==== INFORMATION SHOWN ====
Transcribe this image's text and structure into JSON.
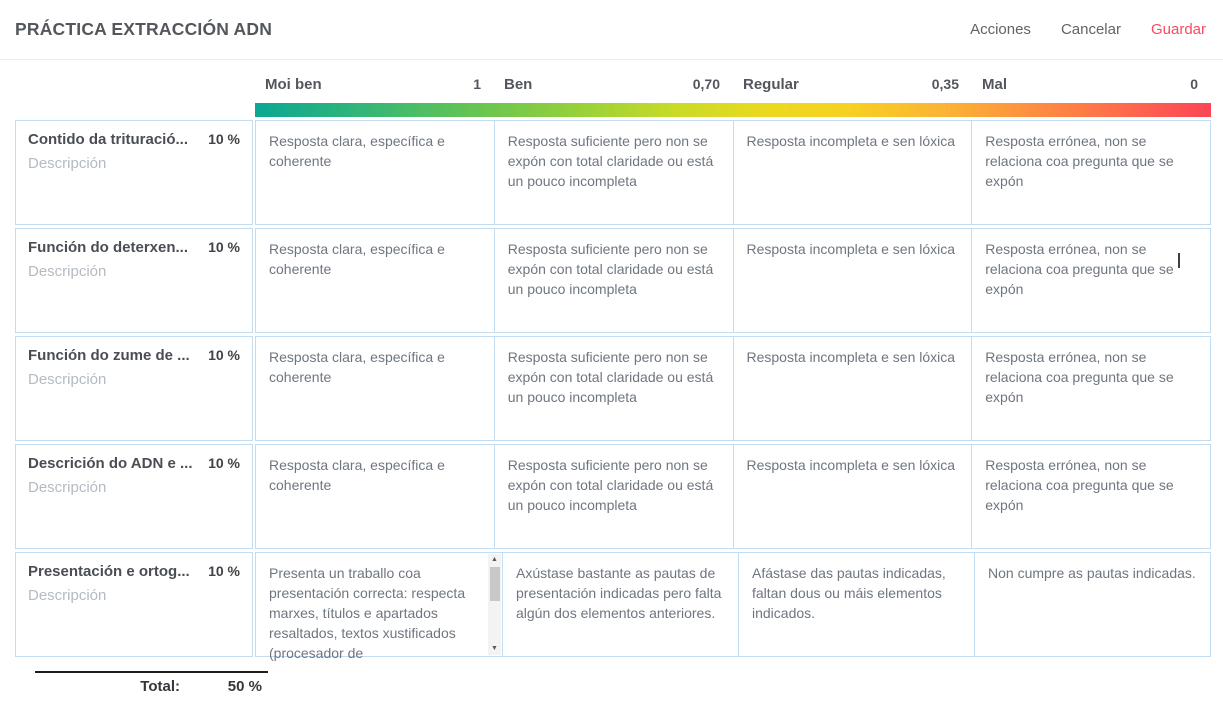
{
  "page": {
    "title": "PRÁCTICA EXTRACCIÓN ADN",
    "actions": {
      "acciones": "Acciones",
      "cancelar": "Cancelar",
      "guardar": "Guardar"
    }
  },
  "colors": {
    "accent_red": "#f9495c",
    "cell_border": "#c3dcef",
    "gradient_start": "#0aa794",
    "gradient_middle": "#ecd91f",
    "gradient_end": "#fb4556"
  },
  "rubric": {
    "levels": [
      {
        "label": "Moi ben",
        "value": "1"
      },
      {
        "label": "Ben",
        "value": "0,70"
      },
      {
        "label": "Regular",
        "value": "0,35"
      },
      {
        "label": "Mal",
        "value": "0"
      }
    ],
    "rows": [
      {
        "name": "Contido da trituració...",
        "weight": "10 %",
        "description_placeholder": "Descripción",
        "cells": [
          "Resposta clara, específica e coherente",
          "Resposta suficiente pero non se expón con total claridade ou está un pouco incompleta",
          "Resposta incompleta e sen lóxica",
          "Resposta errónea, non se relaciona coa pregunta que se expón"
        ]
      },
      {
        "name": "Función do deterxen...",
        "weight": "10 %",
        "description_placeholder": "Descripción",
        "cells": [
          "Resposta clara, específica e coherente",
          "Resposta suficiente pero non se expón con total claridade ou está un pouco incompleta",
          "Resposta incompleta e sen lóxica",
          "Resposta errónea, non se relaciona coa pregunta que se expón"
        ]
      },
      {
        "name": "Función do zume de ...",
        "weight": "10 %",
        "description_placeholder": "Descripción",
        "cells": [
          "Resposta clara, específica e coherente",
          "Resposta suficiente pero non se expón con total claridade ou está un pouco incompleta",
          "Resposta incompleta e sen lóxica",
          "Resposta errónea, non se relaciona coa pregunta que se expón"
        ]
      },
      {
        "name": "Descrición do ADN e ...",
        "weight": "10 %",
        "description_placeholder": "Descripción",
        "cells": [
          "Resposta clara, específica e coherente",
          "Resposta suficiente pero non se expón con total claridade ou está un pouco incompleta",
          "Resposta incompleta e sen lóxica",
          "Resposta errónea, non se relaciona coa pregunta que se expón"
        ]
      },
      {
        "name": "Presentación e ortog...",
        "weight": "10 %",
        "description_placeholder": "Descripción",
        "cells": [
          "Presenta un traballo coa presentación correcta: respecta marxes, títulos e apartados resaltados, textos xustificados (procesador de",
          "Axústase bastante as pautas de presentación indicadas pero falta algún dos elementos anteriores.",
          "Afástase das pautas indicadas, faltan dous ou máis elementos indicados.",
          "Non cumpre as pautas indicadas."
        ]
      }
    ],
    "total": {
      "label": "Total:",
      "value": "50 %"
    }
  }
}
====
**EXERCISE GOAL:**
All preceding records should be duplicated verbatim, images excepted.

**THE RESPONSE:**
Transcribe this image's text and structure into JSON.
{
  "page": {
    "title": "PRÁCTICA EXTRACCIÓN ADN",
    "actions": {
      "acciones": "Acciones",
      "cancelar": "Cancelar",
      "guardar": "Guardar"
    }
  },
  "colors": {
    "accent_red": "#f9495c",
    "cell_border": "#c3dcef",
    "gradient_start": "#0aa794",
    "gradient_middle": "#ecd91f",
    "gradient_end": "#fb4556"
  },
  "rubric": {
    "levels": [
      {
        "label": "Moi ben",
        "value": "1"
      },
      {
        "label": "Ben",
        "value": "0,70"
      },
      {
        "label": "Regular",
        "value": "0,35"
      },
      {
        "label": "Mal",
        "value": "0"
      }
    ],
    "rows": [
      {
        "name": "Contido da trituració...",
        "weight": "10 %",
        "description_placeholder": "Descripción",
        "cells": [
          "Resposta clara, específica e coherente",
          "Resposta suficiente pero non se expón con total claridade ou está un pouco incompleta",
          "Resposta incompleta e sen lóxica",
          "Resposta errónea, non se relaciona coa pregunta que se expón"
        ]
      },
      {
        "name": "Función do deterxen...",
        "weight": "10 %",
        "description_placeholder": "Descripción",
        "cells": [
          "Resposta clara, específica e coherente",
          "Resposta suficiente pero non se expón con total claridade ou está un pouco incompleta",
          "Resposta incompleta e sen lóxica",
          "Resposta errónea, non se relaciona coa pregunta que se expón"
        ]
      },
      {
        "name": "Función do zume de ...",
        "weight": "10 %",
        "description_placeholder": "Descripción",
        "cells": [
          "Resposta clara, específica e coherente",
          "Resposta suficiente pero non se expón con total claridade ou está un pouco incompleta",
          "Resposta incompleta e sen lóxica",
          "Resposta errónea, non se relaciona coa pregunta que se expón"
        ]
      },
      {
        "name": "Descrición do ADN e ...",
        "weight": "10 %",
        "description_placeholder": "Descripción",
        "cells": [
          "Resposta clara, específica e coherente",
          "Resposta suficiente pero non se expón con total claridade ou está un pouco incompleta",
          "Resposta incompleta e sen lóxica",
          "Resposta errónea, non se relaciona coa pregunta que se expón"
        ]
      },
      {
        "name": "Presentación e ortog...",
        "weight": "10 %",
        "description_placeholder": "Descripción",
        "cells": [
          "Presenta un traballo coa presentación correcta: respecta marxes, títulos e apartados resaltados, textos xustificados (procesador de",
          "Axústase bastante as pautas de presentación indicadas pero falta algún dos elementos anteriores.",
          "Afástase das pautas indicadas, faltan dous ou máis elementos indicados.",
          "Non cumpre as pautas indicadas."
        ]
      }
    ],
    "total": {
      "label": "Total:",
      "value": "50 %"
    }
  }
}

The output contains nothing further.